■ **Set exercise**: Every entry should be repeated exactly. Omit the pictures.

- - -

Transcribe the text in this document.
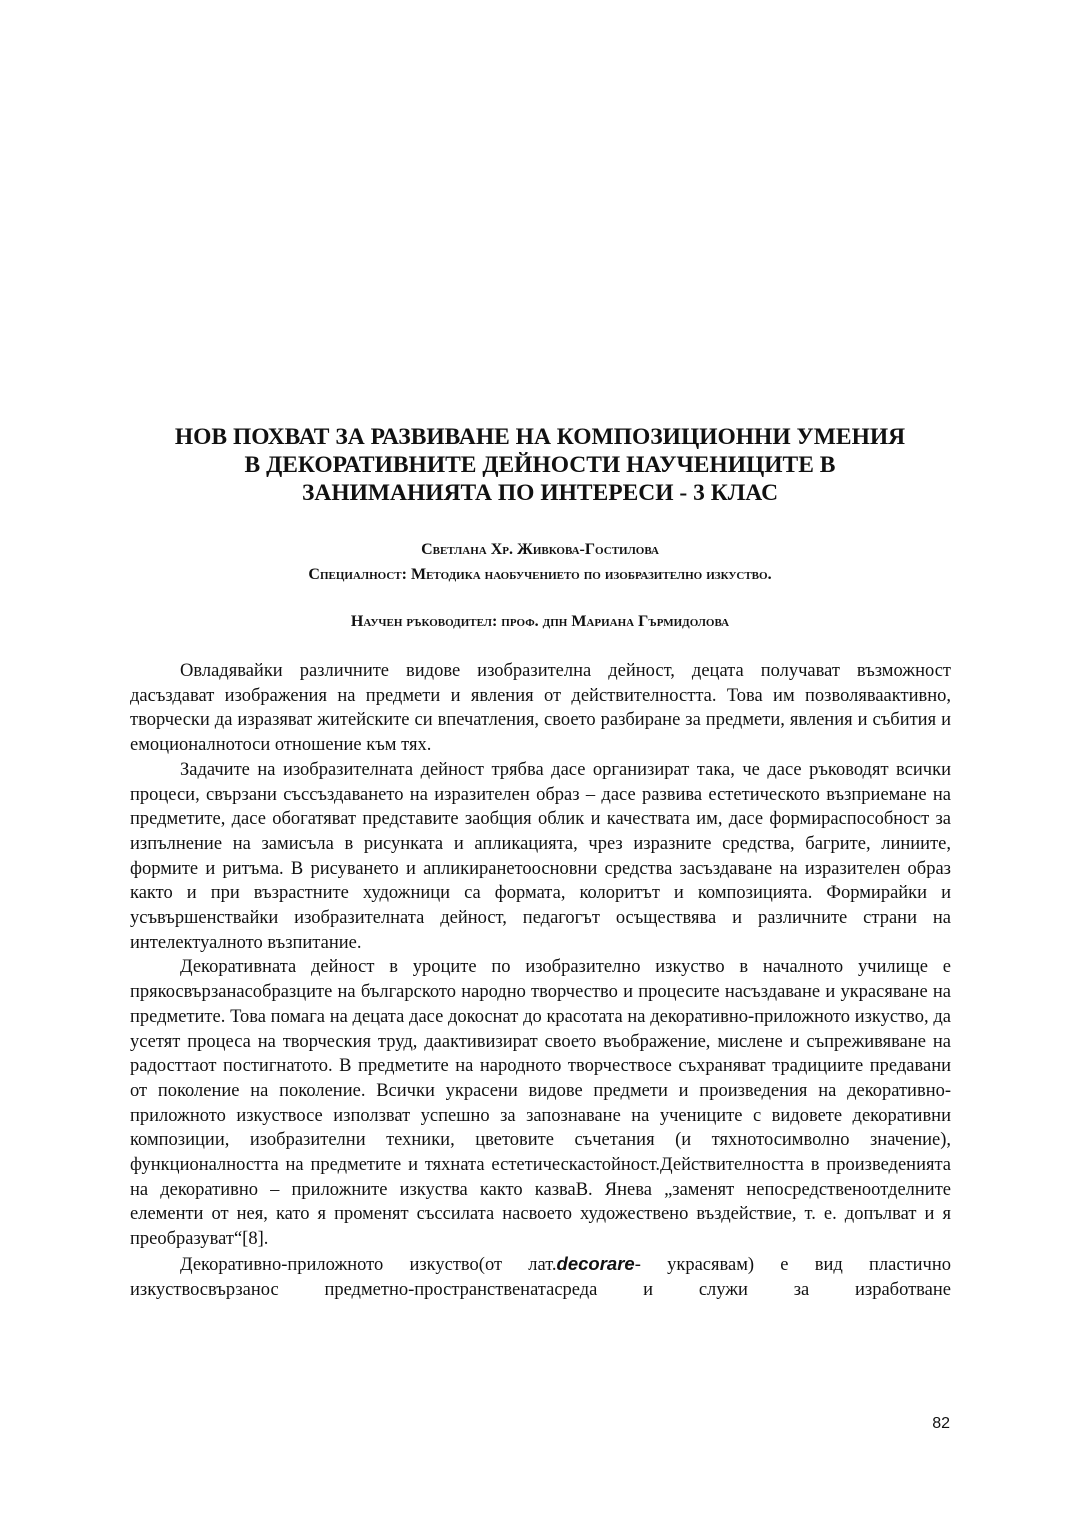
НОВ ПОХВАТ ЗА РАЗВИВАНЕ НА КОМПОЗИЦИОННИ УМЕНИЯ
В ДЕКОРАТИВНИТЕ ДЕЙНОСТИ НАУЧЕНИЦИТЕ В
ЗАНИМАНИЯТА ПО ИНТЕРЕСИ - 3 КЛАС
Светлана Хр. Живкова-Гостилова
Специалност: Методика наобучението по изобразително изкуство.
Научен ръководител: проф. дпн Мариана Гърмидолова

Овладявайки различните видове изобразителна дейност, децата получават възможност дасъздават изображения на предмети и явления от действителността. Това им позволяваактивно, творчески да изразяват житейските си впечатления, своето разбиране за предмети, явления и събития и емоционалнотоси отношение към тях.

Задачите на изобразителната дейност трябва дасе организират така, че дасе ръководят всички процеси, свързани съссъздаването на изразителен образ – дасе развива естетическото възприемане на предметите, дасе обогатяват представите заобщия облик и качествата им, дасе формираспособност за изпълнение на замисъла в рисунката и апликацията, чрез изразните средства, багрите, линиите, формите и ритъма. В рисуването и апликиранетоосновни средства засъздаване на изразителен образ както и при възрастните художници са формата, колоритът и композицията. Формирайки и усъвършенствайки изобразителната дейност, педагогът осъществява и различните страни на интелектуалното възпитание.

Декоративната дейност в уроците по изобразително изкуство в началното училище е прякосвързанасобразците на българското народно творчество и процесите насъздаване и украсяване на предметите. Това помага на децата дасе докоснат до красотата на декоративно-приложното изкуство, да усетят процеса на творческия труд, даактивизират своето въображение, мислене и съпреживяване на радосттаот постигнатото. В предметите на народното творчествосе съхраняват традициите предавани от поколение на поколение. Всички украсени видове предмети и произведения на декоративно-приложното изкуствосе използват успешно за запознаване на учениците с видовете декоративни композиции, изобразителни техники, цветовите съчетания (и тяхнотосимволно значение), функционалността на предметите и тяхната естетическастойност.Действителността в произведенията на декоративно – приложните изкуства както казваВ. Янева „заменят непосредственоотделните елементи от нея, като я променят съссилата насвоето художествено въздействие, т. е. допълват и я преобразуват“[8].

Декоративно-приложното изкуство(от лат.decorare- украсявам) е вид пластично изкуствосвързанос предметно-пространственатасреда и служи за изработване

82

- - -

■ **Reply**:
Transcribe the text in this document.
НОВ ПОХВАТ ЗА РАЗВИВАНЕ НА КОМПОЗИЦИОННИ УМЕНИЯ
В ДЕКОРАТИВНИТЕ ДЕЙНОСТИ НАУЧЕНИЦИТЕ В
ЗАНИМАНИЯТА ПО ИНТЕРЕСИ - 3 КЛАС
Светлана Хр. Живкова-Гостилова
Специалност: Методика наобучението по изобразително изкуство.
Научен ръководител: проф. дпн Мариана Гърмидолова

Овладявайки различните видове изобразителна дейност, децата получават възможност дасъздават изображения на предмети и явления от действителността. Това им позволяваактивно, творчески да изразяват житейските си впечатления, своето разбиране за предмети, явления и събития и емоционалнотоси отношение към тях.

Задачите на изобразителната дейност трябва дасе организират така, че дасе ръководят всички процеси, свързани съссъздаването на изразителен образ – дасе развива естетическото възприемане на предметите, дасе обогатяват представите заобщия облик и качествата им, дасе формираспособност за изпълнение на замисъла в рисунката и апликацията, чрез изразните средства, багрите, линиите, формите и ритъма. В рисуването и апликиранетоосновни средства засъздаване на изразителен образ както и при възрастните художници са формата, колоритът и композицията. Формирайки и усъвършенствайки изобразителната дейност, педагогът осъществява и различните страни на интелектуалното възпитание.

Декоративната дейност в уроците по изобразително изкуство в началното училище е прякосвързанасобразците на българското народно творчество и процесите насъздаване и украсяване на предметите. Това помага на децата дасе докоснат до красотата на декоративно-приложното изкуство, да усетят процеса на творческия труд, даактивизират своето въображение, мислене и съпреживяване на радосттаот постигнатото. В предметите на народното творчествосе съхраняват традициите предавани от поколение на поколение. Всички украсени видове предмети и произведения на декоративно-приложното изкуствосе използват успешно за запознаване на учениците с видовете декоративни композиции, изобразителни техники, цветовите съчетания (и тяхнотосимволно значение), функционалността на предметите и тяхната естетическастойност.Действителността в произведенията на декоративно – приложните изкуства както казваВ. Янева „заменят непосредственоотделните елементи от нея, като я променят съссилата насвоето художествено въздействие, т. е. допълват и я преобразуват“[8].

Декоративно-приложното изкуство(от лат.decorare- украсявам) е вид пластично изкуствосвързанос предметно-пространственатасреда и служи за изработване

82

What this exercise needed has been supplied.